Start of RECORDS FOR THE EXERCISE
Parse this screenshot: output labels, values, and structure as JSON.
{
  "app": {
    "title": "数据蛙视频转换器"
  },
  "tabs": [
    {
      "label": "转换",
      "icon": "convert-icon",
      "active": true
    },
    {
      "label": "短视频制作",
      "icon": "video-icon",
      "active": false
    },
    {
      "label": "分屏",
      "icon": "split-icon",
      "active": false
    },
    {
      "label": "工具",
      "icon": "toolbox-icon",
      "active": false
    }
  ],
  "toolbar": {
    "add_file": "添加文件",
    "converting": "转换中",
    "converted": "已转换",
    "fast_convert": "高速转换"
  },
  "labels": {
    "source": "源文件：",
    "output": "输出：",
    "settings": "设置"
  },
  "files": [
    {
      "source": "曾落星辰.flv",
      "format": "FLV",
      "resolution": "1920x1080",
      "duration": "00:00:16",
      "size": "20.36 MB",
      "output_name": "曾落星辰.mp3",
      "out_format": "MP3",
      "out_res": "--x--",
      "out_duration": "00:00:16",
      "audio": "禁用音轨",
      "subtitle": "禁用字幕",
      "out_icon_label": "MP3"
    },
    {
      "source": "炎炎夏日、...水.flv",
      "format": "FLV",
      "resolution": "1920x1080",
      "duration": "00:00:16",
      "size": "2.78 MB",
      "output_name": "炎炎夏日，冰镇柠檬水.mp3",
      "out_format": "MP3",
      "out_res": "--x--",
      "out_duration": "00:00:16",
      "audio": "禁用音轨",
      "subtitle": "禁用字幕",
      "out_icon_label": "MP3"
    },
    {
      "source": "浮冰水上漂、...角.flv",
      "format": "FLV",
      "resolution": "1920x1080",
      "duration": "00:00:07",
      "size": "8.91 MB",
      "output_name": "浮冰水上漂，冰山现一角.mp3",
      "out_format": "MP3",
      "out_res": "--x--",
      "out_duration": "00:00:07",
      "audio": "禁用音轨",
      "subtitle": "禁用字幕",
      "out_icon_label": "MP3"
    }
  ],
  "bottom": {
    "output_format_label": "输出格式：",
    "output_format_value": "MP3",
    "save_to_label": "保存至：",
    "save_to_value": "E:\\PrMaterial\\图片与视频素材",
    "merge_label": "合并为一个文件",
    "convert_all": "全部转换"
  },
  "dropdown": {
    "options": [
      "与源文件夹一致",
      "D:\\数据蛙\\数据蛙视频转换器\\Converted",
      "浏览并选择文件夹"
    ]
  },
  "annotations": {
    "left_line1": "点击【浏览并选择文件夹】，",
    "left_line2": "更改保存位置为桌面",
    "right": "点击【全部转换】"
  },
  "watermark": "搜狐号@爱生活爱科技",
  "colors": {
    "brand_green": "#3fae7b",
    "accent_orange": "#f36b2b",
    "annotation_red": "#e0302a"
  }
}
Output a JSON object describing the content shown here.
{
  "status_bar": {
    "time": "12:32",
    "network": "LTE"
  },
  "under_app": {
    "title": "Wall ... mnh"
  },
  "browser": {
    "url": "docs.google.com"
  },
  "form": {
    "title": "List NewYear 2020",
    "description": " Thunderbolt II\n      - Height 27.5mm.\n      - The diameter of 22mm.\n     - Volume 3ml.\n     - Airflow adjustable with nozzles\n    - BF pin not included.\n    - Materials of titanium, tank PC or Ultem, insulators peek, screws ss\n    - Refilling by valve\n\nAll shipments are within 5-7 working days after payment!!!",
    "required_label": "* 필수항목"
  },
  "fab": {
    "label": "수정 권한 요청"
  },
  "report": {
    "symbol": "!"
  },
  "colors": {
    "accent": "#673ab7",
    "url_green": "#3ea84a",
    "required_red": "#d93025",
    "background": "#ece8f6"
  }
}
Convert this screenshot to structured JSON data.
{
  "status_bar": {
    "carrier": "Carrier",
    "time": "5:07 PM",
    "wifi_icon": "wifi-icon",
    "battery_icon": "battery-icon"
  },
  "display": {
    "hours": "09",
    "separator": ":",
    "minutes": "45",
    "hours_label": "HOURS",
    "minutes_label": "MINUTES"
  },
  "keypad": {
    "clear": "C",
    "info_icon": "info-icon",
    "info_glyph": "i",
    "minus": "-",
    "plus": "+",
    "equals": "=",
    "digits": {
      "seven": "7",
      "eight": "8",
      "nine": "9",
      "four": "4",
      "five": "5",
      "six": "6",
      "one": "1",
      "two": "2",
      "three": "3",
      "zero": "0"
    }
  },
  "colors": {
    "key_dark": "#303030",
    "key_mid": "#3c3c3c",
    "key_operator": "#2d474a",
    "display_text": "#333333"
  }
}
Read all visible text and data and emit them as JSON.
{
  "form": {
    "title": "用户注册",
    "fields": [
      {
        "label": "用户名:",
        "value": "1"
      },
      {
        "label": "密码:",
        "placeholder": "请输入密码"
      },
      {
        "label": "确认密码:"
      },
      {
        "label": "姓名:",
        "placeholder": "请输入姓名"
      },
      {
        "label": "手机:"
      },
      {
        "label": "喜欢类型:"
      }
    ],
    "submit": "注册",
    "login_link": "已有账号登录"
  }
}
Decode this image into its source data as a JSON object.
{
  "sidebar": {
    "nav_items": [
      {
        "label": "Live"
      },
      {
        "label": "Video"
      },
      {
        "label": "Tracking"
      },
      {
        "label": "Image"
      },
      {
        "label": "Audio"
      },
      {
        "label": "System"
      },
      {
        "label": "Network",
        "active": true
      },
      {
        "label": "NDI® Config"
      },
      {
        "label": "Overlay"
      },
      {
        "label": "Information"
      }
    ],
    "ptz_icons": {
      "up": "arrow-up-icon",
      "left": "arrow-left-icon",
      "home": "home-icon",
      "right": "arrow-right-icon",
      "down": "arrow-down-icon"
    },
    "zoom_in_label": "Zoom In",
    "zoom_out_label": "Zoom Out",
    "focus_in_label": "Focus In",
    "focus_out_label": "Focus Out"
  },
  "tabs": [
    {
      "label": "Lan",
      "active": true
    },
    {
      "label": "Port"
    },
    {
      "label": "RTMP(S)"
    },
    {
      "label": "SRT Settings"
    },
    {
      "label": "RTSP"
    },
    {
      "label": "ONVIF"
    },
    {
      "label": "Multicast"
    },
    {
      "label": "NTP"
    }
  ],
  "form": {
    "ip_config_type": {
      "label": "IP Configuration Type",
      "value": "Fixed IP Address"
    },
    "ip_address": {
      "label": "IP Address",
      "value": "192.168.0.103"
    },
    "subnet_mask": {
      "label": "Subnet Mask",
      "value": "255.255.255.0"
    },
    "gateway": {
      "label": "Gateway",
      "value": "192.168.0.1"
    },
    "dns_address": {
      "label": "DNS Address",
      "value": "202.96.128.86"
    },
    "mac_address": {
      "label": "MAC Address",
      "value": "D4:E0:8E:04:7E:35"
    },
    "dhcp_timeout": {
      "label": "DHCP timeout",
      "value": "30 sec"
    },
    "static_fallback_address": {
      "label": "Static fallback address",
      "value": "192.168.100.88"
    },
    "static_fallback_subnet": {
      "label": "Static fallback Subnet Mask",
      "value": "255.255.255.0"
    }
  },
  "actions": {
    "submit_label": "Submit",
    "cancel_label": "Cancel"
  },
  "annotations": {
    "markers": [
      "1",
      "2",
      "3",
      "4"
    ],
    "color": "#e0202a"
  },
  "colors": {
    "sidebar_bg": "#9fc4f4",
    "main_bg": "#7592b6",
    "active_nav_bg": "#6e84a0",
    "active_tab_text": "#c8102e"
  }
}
End of RECORDS FOR THE EXERCISE
| WORK TO COMPLETE |
Looking at the entries above, state how many lines contain "浮冰水上漂"; give the number alone.

| WRITTEN RESPONSE |
2